What the task requires:
Select all lines in the records that include "JSON".

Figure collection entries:
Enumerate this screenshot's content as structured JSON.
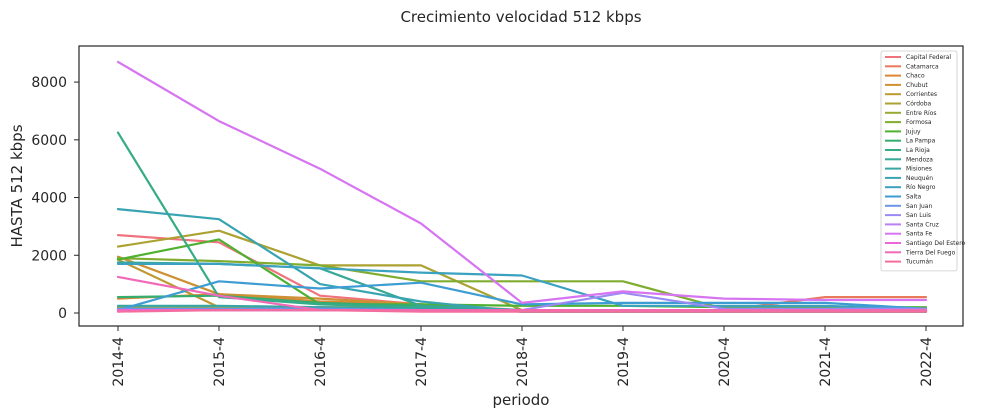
{
  "chart_data": {
    "type": "line",
    "title": "Crecimiento velocidad 512 kbps",
    "xlabel": "periodo",
    "ylabel": "HASTA 512 kbps",
    "ylim": [
      -450,
      9250
    ],
    "yticks": [
      0,
      2000,
      4000,
      6000,
      8000
    ],
    "grid": false,
    "legend_position": "top-right",
    "categories": [
      "2014-4",
      "2015-4",
      "2016-4",
      "2017-4",
      "2018-4",
      "2019-4",
      "2020-4",
      "2021-4",
      "2022-4"
    ],
    "series": [
      {
        "name": "Capital Federal",
        "color": "#f0727d",
        "values": [
          2700,
          2450,
          600,
          300,
          100,
          100,
          100,
          100,
          100
        ]
      },
      {
        "name": "Catamarca",
        "color": "#e8795a",
        "values": [
          100,
          100,
          100,
          100,
          100,
          100,
          100,
          550,
          550
        ]
      },
      {
        "name": "Chaco",
        "color": "#dc8737",
        "values": [
          500,
          650,
          400,
          300,
          50,
          50,
          50,
          50,
          50
        ]
      },
      {
        "name": "Chubut",
        "color": "#cd9032",
        "values": [
          1950,
          650,
          500,
          300,
          50,
          50,
          50,
          50,
          50
        ]
      },
      {
        "name": "Corrientes",
        "color": "#bd9a31",
        "values": [
          1850,
          200,
          200,
          200,
          50,
          50,
          50,
          50,
          50
        ]
      },
      {
        "name": "Córdoba",
        "color": "#aca231",
        "values": [
          2300,
          2850,
          1650,
          1650,
          100,
          100,
          100,
          100,
          100
        ]
      },
      {
        "name": "Entre Ríos",
        "color": "#99a931",
        "values": [
          200,
          200,
          100,
          100,
          100,
          100,
          100,
          100,
          100
        ]
      },
      {
        "name": "Formosa",
        "color": "#80ad31",
        "values": [
          1900,
          1800,
          1650,
          1100,
          1100,
          1100,
          150,
          150,
          150
        ]
      },
      {
        "name": "Jujuy",
        "color": "#4fb131",
        "values": [
          1850,
          2550,
          300,
          300,
          250,
          250,
          200,
          200,
          200
        ]
      },
      {
        "name": "La Pampa",
        "color": "#35ad6f",
        "values": [
          550,
          600,
          350,
          250,
          100,
          100,
          100,
          100,
          100
        ]
      },
      {
        "name": "La Rioja",
        "color": "#36ab87",
        "values": [
          6250,
          550,
          300,
          200,
          50,
          50,
          50,
          50,
          50
        ]
      },
      {
        "name": "Mendoza",
        "color": "#37a897",
        "values": [
          1750,
          1700,
          1550,
          250,
          100,
          100,
          100,
          100,
          100
        ]
      },
      {
        "name": "Misiones",
        "color": "#38a6a4",
        "values": [
          250,
          250,
          200,
          150,
          100,
          100,
          100,
          100,
          100
        ]
      },
      {
        "name": "Neuquén",
        "color": "#39a4b1",
        "values": [
          3600,
          3250,
          1000,
          400,
          50,
          50,
          50,
          50,
          50
        ]
      },
      {
        "name": "Río Negro",
        "color": "#3ba1c0",
        "values": [
          1700,
          1700,
          1550,
          1400,
          1300,
          250,
          250,
          250,
          150
        ]
      },
      {
        "name": "Salta",
        "color": "#3d9dd3",
        "values": [
          100,
          1100,
          850,
          1050,
          300,
          350,
          350,
          350,
          150
        ]
      },
      {
        "name": "San Juan",
        "color": "#6b94e9",
        "values": [
          150,
          150,
          150,
          100,
          100,
          100,
          100,
          100,
          100
        ]
      },
      {
        "name": "San Luis",
        "color": "#9a8af2",
        "values": [
          100,
          100,
          100,
          100,
          100,
          700,
          150,
          150,
          150
        ]
      },
      {
        "name": "Santa Cruz",
        "color": "#bb80f2",
        "values": [
          100,
          100,
          100,
          100,
          100,
          100,
          100,
          100,
          100
        ]
      },
      {
        "name": "Santa Fe",
        "color": "#d674f1",
        "values": [
          8700,
          6650,
          5000,
          3100,
          350,
          750,
          500,
          450,
          450
        ]
      },
      {
        "name": "Santiago Del Estero",
        "color": "#eb67d7",
        "values": [
          100,
          100,
          100,
          100,
          100,
          100,
          100,
          100,
          100
        ]
      },
      {
        "name": "Tierra Del Fuego",
        "color": "#f06ab7",
        "values": [
          1250,
          600,
          100,
          100,
          100,
          100,
          100,
          100,
          100
        ]
      },
      {
        "name": "Tucumán",
        "color": "#f36d9e",
        "values": [
          50,
          100,
          100,
          50,
          50,
          50,
          50,
          50,
          50
        ]
      }
    ]
  }
}
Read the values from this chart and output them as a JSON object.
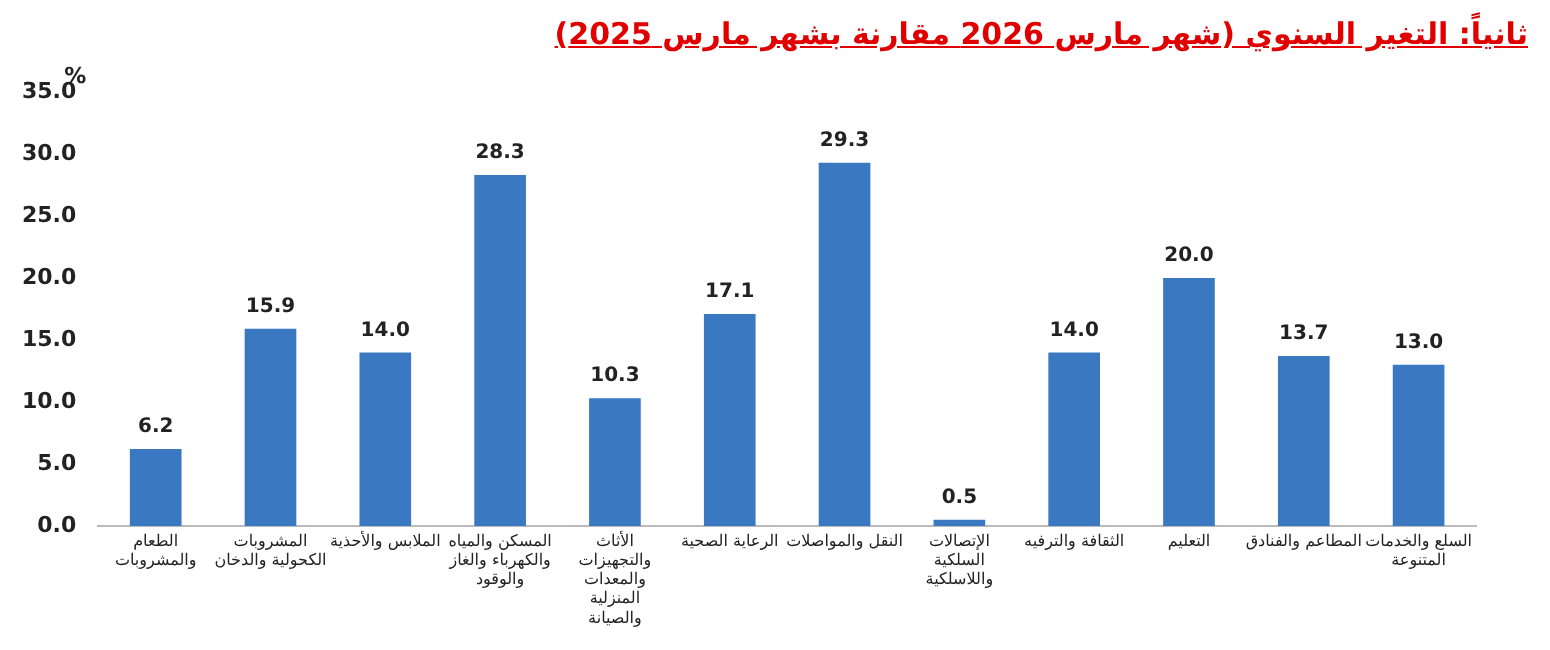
{
  "chart_data": {
    "type": "bar",
    "title": "ثانياً: التغير السنوي (شهر مارس 2026 مقارنة بشهر مارس 2025)",
    "ylabel": "%",
    "categories": [
      "الطعام والمشروبات",
      "المشروبات الكحولية والدخان",
      "الملابس والأحذية",
      "المسكن والمياه والكهرباء والغاز والوقود",
      "الأثاث والتجهيزات والمعدات المنزلية والصيانة",
      "الرعاية الصحية",
      "النقل والمواصلات",
      "الإتصالات السلكية واللاسلكية",
      "الثقافة والترفيه",
      "التعليم",
      "المطاعم والفنادق",
      "السلع والخدمات المتنوعة"
    ],
    "values": [
      6.2,
      15.9,
      14.0,
      28.3,
      10.3,
      17.1,
      29.3,
      0.5,
      14.0,
      20.0,
      13.7,
      13.0
    ],
    "value_labels": [
      "6.2",
      "15.9",
      "14.0",
      "28.3",
      "10.3",
      "17.1",
      "29.3",
      "0.5",
      "14.0",
      "20.0",
      "13.7",
      "13.0"
    ],
    "color": "#3a78c2",
    "ylim": [
      0,
      35
    ],
    "yticks": [
      {
        "value": 0,
        "label": "0.0"
      },
      {
        "value": 5,
        "label": "5.0"
      },
      {
        "value": 10,
        "label": "10.0"
      },
      {
        "value": 15,
        "label": "15.0"
      },
      {
        "value": 20,
        "label": "20.0"
      },
      {
        "value": 25,
        "label": "25.0"
      },
      {
        "value": 30,
        "label": "30.0"
      },
      {
        "value": 35,
        "label": "35.0"
      }
    ],
    "grid": false,
    "legend": false
  }
}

Answer to the exercise:
Enumerate this screenshot's content as structured JSON.
Read the values from this chart and output them as a JSON object.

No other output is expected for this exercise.